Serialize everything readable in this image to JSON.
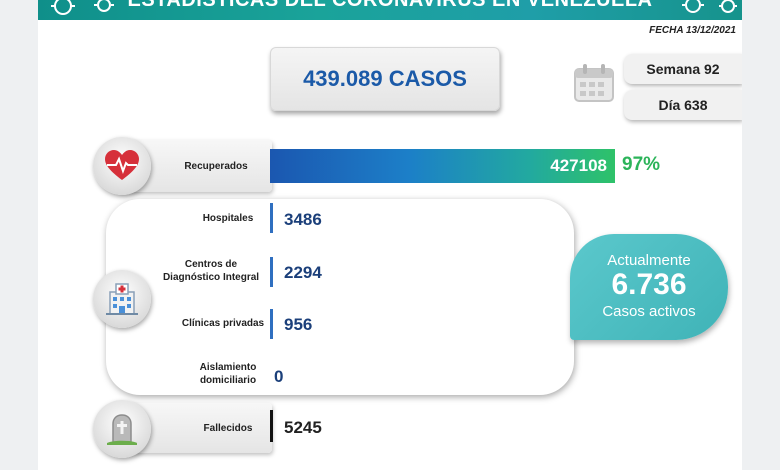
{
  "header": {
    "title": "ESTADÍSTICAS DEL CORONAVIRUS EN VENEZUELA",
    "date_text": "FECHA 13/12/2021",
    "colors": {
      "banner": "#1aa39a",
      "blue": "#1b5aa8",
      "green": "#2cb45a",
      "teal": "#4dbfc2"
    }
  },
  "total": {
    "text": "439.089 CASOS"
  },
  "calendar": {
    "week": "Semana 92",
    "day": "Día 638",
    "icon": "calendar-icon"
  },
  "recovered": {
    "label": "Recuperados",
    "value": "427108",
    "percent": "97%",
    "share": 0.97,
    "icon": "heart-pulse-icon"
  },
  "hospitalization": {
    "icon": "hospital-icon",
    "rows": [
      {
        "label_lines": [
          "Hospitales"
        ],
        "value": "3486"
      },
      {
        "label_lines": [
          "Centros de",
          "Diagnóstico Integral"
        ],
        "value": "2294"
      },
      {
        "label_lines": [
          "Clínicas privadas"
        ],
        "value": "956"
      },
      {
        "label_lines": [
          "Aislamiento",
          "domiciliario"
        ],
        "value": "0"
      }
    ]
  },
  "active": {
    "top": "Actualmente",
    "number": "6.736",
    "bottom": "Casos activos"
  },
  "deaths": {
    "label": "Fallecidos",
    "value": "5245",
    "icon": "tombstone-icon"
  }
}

◆ ◆ ◆ ◆

[Goal of the exercise] Please transcribe all of the entries word for word, with the pictures left out.

[Output of the task]
Serialize everything readable in this image to JSON.
{
  "header": {
    "title": "ESTADÍSTICAS DEL CORONAVIRUS EN VENEZUELA",
    "date_text": "FECHA 13/12/2021",
    "colors": {
      "banner": "#1aa39a",
      "blue": "#1b5aa8",
      "green": "#2cb45a",
      "teal": "#4dbfc2"
    }
  },
  "total": {
    "text": "439.089 CASOS"
  },
  "calendar": {
    "week": "Semana 92",
    "day": "Día 638",
    "icon": "calendar-icon"
  },
  "recovered": {
    "label": "Recuperados",
    "value": "427108",
    "percent": "97%",
    "share": 0.97,
    "icon": "heart-pulse-icon"
  },
  "hospitalization": {
    "icon": "hospital-icon",
    "rows": [
      {
        "label_lines": [
          "Hospitales"
        ],
        "value": "3486"
      },
      {
        "label_lines": [
          "Centros de",
          "Diagnóstico Integral"
        ],
        "value": "2294"
      },
      {
        "label_lines": [
          "Clínicas privadas"
        ],
        "value": "956"
      },
      {
        "label_lines": [
          "Aislamiento",
          "domiciliario"
        ],
        "value": "0"
      }
    ]
  },
  "active": {
    "top": "Actualmente",
    "number": "6.736",
    "bottom": "Casos activos"
  },
  "deaths": {
    "label": "Fallecidos",
    "value": "5245",
    "icon": "tombstone-icon"
  }
}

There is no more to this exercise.